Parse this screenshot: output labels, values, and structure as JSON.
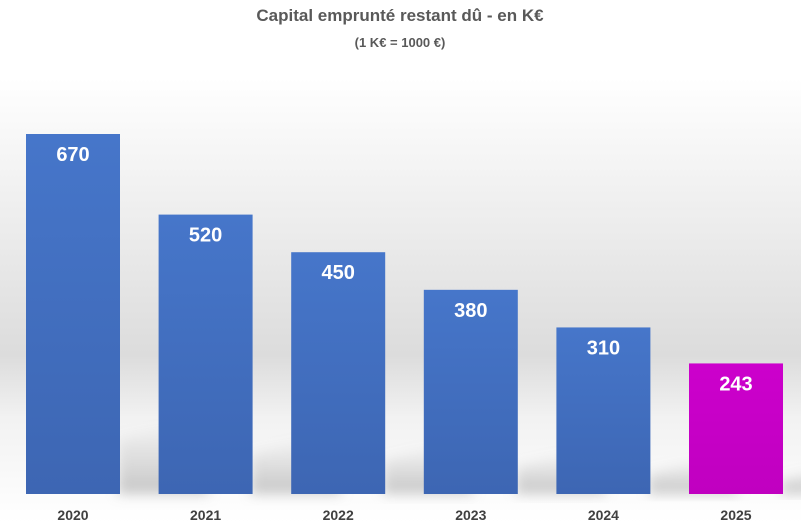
{
  "chart_data": {
    "type": "bar",
    "title": "Capital emprunté restant dû - en K€",
    "subtitle": "(1 K€ = 1000 €)",
    "categories": [
      "2020",
      "2021",
      "2022",
      "2023",
      "2024",
      "2025"
    ],
    "values": [
      670,
      520,
      450,
      380,
      310,
      243
    ],
    "data_labels": [
      "670",
      "520",
      "450",
      "380",
      "310",
      "243"
    ],
    "ylim": [
      0,
      720
    ],
    "grid": false,
    "legend": "none",
    "colors": {
      "bar": "#4472C4",
      "highlight_bar": "#CC00CC",
      "title": "#595959",
      "tick": "#404040",
      "data_label": "#FFFFFF"
    },
    "highlight_index": 5
  }
}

== AIM ==
Without the pictures, write out every entry precisely as it appears.

== RESPONSE ==
Parse this screenshot: output labels, values, and structure as JSON.
{
  "chart_data": {
    "type": "bar",
    "title": "Capital emprunté restant dû - en K€",
    "subtitle": "(1 K€ = 1000 €)",
    "categories": [
      "2020",
      "2021",
      "2022",
      "2023",
      "2024",
      "2025"
    ],
    "values": [
      670,
      520,
      450,
      380,
      310,
      243
    ],
    "data_labels": [
      "670",
      "520",
      "450",
      "380",
      "310",
      "243"
    ],
    "ylim": [
      0,
      720
    ],
    "grid": false,
    "legend": "none",
    "colors": {
      "bar": "#4472C4",
      "highlight_bar": "#CC00CC",
      "title": "#595959",
      "tick": "#404040",
      "data_label": "#FFFFFF"
    },
    "highlight_index": 5
  }
}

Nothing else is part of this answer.